Begin MATERIAL PROVIDED
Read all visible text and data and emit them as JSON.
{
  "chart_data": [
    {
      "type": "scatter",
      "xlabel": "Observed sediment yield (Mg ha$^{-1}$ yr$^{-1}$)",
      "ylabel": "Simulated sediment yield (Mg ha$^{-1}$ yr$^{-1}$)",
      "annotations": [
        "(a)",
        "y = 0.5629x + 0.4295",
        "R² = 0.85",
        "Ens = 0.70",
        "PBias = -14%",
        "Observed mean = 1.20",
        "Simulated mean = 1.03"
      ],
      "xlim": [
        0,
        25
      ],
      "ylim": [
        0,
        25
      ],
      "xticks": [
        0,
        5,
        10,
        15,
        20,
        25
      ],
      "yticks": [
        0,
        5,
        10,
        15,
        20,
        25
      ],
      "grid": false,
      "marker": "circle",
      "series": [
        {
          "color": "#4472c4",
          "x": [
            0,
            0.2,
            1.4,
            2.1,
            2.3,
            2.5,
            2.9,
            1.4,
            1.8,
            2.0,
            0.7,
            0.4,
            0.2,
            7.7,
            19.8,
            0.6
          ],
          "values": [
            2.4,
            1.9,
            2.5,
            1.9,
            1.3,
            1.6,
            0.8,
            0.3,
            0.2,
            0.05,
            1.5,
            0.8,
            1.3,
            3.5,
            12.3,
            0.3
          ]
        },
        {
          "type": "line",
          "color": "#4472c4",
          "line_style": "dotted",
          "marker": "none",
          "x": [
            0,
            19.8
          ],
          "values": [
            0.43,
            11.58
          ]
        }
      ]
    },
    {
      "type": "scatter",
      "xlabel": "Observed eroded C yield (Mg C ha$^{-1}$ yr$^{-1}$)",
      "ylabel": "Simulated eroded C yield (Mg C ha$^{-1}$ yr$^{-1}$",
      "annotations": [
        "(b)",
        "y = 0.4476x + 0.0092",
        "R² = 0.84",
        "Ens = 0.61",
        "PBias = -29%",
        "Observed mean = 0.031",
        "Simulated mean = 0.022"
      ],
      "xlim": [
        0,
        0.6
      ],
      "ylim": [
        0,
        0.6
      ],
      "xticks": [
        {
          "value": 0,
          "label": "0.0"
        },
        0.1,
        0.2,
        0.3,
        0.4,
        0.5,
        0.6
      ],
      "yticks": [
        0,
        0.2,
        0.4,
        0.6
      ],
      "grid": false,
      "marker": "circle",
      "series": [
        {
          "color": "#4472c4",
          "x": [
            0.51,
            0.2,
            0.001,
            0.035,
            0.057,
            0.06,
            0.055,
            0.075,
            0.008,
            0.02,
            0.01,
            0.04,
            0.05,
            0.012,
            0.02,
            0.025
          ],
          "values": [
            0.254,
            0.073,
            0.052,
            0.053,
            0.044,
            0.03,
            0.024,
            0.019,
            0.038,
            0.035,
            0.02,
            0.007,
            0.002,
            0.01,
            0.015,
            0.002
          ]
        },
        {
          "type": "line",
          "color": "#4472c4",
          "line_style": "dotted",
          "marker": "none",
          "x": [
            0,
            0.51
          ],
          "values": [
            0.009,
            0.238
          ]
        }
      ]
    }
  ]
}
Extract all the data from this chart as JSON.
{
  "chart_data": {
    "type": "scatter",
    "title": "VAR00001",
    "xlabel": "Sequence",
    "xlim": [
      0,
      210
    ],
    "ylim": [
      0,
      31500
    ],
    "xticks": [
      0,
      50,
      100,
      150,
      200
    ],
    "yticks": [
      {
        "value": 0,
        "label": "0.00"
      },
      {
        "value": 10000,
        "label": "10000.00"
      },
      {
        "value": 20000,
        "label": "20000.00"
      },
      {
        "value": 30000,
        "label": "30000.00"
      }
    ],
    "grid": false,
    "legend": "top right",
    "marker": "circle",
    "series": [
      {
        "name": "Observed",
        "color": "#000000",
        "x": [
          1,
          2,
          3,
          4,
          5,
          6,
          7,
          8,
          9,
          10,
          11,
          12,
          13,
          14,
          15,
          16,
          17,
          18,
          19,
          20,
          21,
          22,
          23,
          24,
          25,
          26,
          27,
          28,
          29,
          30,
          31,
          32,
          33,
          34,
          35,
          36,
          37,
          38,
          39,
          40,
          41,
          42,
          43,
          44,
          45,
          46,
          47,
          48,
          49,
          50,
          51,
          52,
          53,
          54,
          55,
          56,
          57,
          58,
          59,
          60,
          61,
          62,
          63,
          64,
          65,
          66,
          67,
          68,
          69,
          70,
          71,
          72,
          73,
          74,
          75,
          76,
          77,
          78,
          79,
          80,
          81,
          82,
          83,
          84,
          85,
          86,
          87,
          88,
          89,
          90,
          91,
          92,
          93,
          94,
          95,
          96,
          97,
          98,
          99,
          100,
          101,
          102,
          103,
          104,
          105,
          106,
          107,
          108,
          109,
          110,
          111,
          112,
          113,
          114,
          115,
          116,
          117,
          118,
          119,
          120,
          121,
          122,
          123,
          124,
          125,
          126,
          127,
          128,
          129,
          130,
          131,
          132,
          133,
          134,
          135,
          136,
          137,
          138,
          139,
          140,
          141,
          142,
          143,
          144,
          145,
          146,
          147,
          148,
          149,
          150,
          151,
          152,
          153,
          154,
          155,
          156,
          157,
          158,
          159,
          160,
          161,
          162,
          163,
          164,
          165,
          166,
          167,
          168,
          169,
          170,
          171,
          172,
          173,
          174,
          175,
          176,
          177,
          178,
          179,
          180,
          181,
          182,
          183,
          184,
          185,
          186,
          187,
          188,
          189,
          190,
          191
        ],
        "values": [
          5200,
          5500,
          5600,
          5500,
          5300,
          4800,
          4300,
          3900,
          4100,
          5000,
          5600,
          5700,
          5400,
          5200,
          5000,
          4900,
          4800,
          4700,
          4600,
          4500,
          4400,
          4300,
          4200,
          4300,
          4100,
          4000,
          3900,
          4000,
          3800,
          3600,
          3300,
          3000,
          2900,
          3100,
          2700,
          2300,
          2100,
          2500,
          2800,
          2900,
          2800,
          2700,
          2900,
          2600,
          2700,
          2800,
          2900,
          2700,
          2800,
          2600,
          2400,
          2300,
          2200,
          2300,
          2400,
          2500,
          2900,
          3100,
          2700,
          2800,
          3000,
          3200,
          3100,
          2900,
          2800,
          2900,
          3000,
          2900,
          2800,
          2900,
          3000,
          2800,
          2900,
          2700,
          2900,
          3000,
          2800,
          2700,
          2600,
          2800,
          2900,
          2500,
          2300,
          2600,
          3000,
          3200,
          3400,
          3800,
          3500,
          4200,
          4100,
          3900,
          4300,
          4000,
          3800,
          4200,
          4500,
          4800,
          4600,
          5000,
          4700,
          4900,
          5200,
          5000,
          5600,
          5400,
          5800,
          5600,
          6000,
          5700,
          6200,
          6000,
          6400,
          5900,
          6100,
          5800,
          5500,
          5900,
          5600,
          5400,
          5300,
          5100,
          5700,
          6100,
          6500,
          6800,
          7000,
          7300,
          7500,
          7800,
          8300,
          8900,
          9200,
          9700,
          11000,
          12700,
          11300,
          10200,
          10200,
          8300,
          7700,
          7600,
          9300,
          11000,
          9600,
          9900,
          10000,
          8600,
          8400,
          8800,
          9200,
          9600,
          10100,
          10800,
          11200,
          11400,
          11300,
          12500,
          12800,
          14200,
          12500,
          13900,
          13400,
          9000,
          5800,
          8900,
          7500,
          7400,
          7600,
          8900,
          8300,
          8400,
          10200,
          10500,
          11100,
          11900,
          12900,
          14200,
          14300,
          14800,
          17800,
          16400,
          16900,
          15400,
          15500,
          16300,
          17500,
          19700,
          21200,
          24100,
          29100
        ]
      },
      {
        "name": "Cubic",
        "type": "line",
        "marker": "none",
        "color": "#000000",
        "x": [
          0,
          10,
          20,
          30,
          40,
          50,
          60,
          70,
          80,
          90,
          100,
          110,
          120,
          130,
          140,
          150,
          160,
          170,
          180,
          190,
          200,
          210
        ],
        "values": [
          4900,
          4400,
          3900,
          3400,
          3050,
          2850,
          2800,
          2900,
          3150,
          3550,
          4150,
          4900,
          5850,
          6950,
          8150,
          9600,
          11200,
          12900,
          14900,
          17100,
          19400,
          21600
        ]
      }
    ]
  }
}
End MATERIAL PROVIDED
EXERCISE DETAILS: Pick out, from the lines above, every one that contains the string "xlabel".

CORRECT OUTPUT:
      "xlabel": "Observed sediment yield (Mg ha$^{-1}$ yr$^{-1}$)",
      "xlabel": "Observed eroded C yield (Mg C ha$^{-1}$ yr$^{-1}$)",
    "xlabel": "Sequence",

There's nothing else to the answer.